Job ::
Every record must be repeated exactly, with no omission.

* * * * * * *

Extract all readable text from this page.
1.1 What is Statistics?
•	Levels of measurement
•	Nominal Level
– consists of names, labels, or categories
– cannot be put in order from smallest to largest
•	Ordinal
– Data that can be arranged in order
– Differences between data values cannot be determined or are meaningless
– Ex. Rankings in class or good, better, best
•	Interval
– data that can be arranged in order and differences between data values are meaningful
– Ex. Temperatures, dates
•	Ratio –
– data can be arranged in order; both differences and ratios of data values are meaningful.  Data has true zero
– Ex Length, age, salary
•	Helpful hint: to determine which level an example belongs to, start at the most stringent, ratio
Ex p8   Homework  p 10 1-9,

* * * * * * *

Worked answer ::
Extract all readable text from this page.
1.1 What is Statistics?
•	Levels of measurement
•	Nominal Level
– consists of names, labels, or categories
– cannot be put in order from smallest to largest
•	Ordinal
– Data that can be arranged in order
– Differences between data values cannot be determined or are meaningless
– Ex. Rankings in class or good, better, best
•	Interval
– data that can be arranged in order and differences between data values are meaningful
– Ex. Temperatures, dates
•	Ratio –
– data can be arranged in order; both differences and ratios of data values are meaningful.  Data has true zero
– Ex Length, age, salary
•	Helpful hint: to determine which level an example belongs to, start at the most stringent, ratio
Ex p8   Homework  p 10 1-9,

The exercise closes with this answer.